* [Extracted records]
---------------

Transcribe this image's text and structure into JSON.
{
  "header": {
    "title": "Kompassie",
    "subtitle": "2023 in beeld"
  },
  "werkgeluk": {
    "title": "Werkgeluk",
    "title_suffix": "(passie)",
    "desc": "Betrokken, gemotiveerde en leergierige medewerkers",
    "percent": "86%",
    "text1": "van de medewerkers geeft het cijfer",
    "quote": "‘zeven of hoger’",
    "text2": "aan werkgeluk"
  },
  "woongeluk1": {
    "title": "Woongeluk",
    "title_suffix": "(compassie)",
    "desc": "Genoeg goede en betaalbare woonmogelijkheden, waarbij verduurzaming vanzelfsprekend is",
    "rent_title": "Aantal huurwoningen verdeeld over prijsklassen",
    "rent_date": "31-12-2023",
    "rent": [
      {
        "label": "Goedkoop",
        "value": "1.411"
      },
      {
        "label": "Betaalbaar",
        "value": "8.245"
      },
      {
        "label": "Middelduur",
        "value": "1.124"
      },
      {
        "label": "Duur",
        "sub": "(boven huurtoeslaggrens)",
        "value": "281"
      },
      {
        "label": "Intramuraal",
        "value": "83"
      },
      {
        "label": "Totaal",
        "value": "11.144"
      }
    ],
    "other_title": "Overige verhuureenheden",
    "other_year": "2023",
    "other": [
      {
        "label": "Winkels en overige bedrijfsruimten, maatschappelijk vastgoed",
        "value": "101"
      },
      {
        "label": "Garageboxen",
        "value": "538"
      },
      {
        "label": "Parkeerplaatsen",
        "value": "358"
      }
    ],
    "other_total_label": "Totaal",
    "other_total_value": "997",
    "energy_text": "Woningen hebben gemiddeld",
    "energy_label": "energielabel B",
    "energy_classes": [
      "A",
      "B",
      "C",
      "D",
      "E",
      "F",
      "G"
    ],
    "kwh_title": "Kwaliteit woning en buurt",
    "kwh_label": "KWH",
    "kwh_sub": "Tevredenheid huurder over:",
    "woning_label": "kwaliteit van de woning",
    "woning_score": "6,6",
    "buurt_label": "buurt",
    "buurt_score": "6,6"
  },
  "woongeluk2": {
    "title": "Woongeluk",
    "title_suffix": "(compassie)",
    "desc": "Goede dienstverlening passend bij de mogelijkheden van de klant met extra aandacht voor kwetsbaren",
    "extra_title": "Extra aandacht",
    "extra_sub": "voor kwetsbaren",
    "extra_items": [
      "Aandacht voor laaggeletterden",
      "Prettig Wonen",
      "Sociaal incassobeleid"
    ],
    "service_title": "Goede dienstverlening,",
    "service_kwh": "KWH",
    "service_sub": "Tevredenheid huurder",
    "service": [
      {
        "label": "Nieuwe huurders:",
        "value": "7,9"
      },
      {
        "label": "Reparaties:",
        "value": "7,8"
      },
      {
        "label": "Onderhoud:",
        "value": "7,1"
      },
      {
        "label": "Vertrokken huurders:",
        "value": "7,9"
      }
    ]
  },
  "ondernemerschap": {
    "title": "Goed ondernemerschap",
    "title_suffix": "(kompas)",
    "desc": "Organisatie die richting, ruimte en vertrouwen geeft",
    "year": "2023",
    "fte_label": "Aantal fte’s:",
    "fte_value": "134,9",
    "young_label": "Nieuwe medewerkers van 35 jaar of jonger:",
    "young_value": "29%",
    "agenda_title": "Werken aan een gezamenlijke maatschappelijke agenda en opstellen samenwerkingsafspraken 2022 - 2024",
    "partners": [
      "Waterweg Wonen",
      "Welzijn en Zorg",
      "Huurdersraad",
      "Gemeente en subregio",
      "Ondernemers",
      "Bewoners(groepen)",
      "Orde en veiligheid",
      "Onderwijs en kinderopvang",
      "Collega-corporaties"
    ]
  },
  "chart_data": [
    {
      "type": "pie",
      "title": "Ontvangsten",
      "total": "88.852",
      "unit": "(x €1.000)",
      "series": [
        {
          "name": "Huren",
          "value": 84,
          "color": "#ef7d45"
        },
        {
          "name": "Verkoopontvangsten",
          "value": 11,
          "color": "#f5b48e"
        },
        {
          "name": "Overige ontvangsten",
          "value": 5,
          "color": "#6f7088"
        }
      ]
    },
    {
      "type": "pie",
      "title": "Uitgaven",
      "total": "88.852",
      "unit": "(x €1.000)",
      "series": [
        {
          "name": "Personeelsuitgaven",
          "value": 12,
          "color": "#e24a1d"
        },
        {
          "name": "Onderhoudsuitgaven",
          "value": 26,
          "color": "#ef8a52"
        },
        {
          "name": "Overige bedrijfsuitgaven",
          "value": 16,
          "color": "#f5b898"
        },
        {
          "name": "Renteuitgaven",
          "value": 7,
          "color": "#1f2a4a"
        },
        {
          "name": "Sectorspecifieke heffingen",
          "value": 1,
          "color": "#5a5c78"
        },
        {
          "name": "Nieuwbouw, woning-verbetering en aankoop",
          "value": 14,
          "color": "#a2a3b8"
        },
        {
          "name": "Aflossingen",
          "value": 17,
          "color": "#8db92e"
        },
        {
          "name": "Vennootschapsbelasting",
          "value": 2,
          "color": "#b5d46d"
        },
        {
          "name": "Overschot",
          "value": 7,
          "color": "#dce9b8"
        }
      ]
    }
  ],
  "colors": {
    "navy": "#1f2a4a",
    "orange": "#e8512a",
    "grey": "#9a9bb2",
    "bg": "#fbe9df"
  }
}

---------------

* [Exercise goal] List every line above containing the word "geeft".

* [Exercise solution]
    "text1": "van de medewerkers geeft het cijfer",
    "desc": "Organisatie die richting, ruimte en vertrouwen geeft",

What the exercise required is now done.